Collected data entries
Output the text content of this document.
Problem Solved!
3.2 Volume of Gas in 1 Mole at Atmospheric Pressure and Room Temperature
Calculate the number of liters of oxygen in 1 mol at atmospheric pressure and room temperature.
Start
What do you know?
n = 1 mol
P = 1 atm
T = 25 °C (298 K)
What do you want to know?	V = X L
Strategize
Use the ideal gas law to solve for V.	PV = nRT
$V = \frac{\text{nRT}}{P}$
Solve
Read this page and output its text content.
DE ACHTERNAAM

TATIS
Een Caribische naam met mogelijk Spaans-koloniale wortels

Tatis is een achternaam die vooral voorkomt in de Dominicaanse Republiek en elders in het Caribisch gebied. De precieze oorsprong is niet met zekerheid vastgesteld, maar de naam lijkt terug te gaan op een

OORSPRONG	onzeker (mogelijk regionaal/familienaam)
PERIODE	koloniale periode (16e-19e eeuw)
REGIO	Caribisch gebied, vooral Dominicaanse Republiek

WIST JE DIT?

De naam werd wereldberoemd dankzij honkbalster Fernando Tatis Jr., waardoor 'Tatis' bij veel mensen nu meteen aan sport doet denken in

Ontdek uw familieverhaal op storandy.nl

## REQUIRED TASK
Write out the material exactly as given.

## FINAL RESULT
Output the text content of this document.
Problem Solved!
3.2 Volume of Gas in 1 Mole at Atmospheric Pressure and Room Temperature
Calculate the number of liters of oxygen in 1 mol at atmospheric pressure and room temperature.
Start
What do you know?
n = 1 mol
P = 1 atm
T = 25 °C (298 K)
What do you want to know?	V = X L
Strategize
Use the ideal gas law to solve for V.	PV = nRT
$V = \frac{\text{nRT}}{P}$
Solve
Read this page and output its text content.
DE ACHTERNAAM

TATIS
Een Caribische naam met mogelijk Spaans-koloniale wortels

Tatis is een achternaam die vooral voorkomt in de Dominicaanse Republiek en elders in het Caribisch gebied. De precieze oorsprong is niet met zekerheid vastgesteld, maar de naam lijkt terug te gaan op een

OORSPRONG	onzeker (mogelijk regionaal/familienaam)
PERIODE	koloniale periode (16e-19e eeuw)
REGIO	Caribisch gebied, vooral Dominicaanse Republiek

WIST JE DIT?

De naam werd wereldberoemd dankzij honkbalster Fernando Tatis Jr., waardoor 'Tatis' bij veel mensen nu meteen aan sport doet denken in

Ontdek uw familieverhaal op storandy.nl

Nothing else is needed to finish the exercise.